-- Begin --

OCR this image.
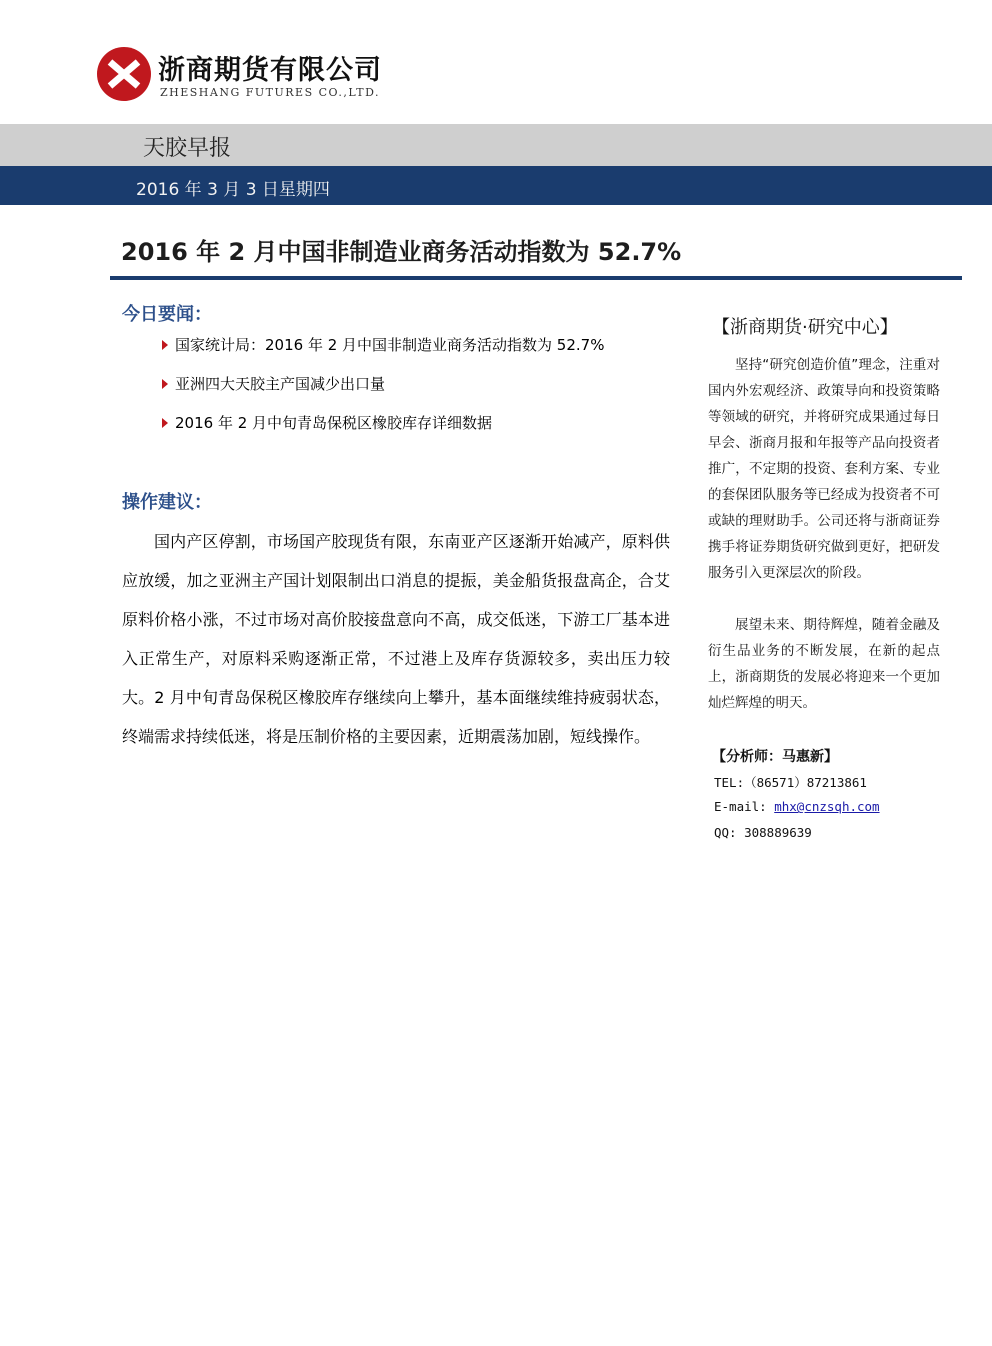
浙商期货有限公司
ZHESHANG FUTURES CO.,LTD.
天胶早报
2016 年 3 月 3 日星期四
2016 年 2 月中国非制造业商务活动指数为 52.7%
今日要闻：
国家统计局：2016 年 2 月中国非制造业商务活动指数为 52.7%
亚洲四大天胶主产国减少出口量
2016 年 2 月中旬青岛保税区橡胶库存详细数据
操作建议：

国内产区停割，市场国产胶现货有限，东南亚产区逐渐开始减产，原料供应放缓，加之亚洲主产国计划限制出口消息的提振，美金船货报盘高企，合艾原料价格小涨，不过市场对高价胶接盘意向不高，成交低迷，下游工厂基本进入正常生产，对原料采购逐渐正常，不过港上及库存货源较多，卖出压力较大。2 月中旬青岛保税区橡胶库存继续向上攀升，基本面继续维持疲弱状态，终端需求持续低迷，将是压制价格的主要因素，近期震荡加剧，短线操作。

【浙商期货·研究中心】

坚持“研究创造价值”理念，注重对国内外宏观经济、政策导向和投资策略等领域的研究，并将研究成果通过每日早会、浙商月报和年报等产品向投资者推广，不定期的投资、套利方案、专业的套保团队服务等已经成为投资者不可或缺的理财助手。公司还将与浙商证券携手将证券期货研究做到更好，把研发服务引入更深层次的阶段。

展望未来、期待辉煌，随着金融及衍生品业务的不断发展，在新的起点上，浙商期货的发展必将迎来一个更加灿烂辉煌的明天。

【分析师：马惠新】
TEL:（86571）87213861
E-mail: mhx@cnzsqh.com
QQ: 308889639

-- End --
-- Begin --

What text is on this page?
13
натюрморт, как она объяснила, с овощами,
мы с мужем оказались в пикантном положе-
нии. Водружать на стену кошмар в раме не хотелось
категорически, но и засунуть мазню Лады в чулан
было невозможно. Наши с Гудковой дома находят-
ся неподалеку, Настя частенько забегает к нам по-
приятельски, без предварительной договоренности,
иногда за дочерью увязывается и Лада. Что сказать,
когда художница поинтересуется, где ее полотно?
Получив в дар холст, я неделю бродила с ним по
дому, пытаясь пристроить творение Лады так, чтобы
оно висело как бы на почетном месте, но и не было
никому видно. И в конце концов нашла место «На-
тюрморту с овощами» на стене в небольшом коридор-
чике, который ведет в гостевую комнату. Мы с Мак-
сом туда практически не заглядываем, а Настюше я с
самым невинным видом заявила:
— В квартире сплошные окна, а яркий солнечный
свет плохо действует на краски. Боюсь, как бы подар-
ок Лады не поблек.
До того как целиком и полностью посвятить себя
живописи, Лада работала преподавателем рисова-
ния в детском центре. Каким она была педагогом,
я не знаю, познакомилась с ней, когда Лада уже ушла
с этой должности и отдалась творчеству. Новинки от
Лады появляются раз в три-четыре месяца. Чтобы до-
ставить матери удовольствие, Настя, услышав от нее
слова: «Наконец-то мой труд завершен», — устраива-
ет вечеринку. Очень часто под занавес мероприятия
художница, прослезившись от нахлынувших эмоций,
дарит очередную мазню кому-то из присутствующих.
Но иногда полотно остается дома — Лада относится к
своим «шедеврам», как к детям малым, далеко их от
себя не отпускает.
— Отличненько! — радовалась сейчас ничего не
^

-- End --

■ Direction ■
Pull out every line of the entries that includes the word "себя".

■ Result below ■
До того как целиком и полностью посвятить себя
себя не отпускает.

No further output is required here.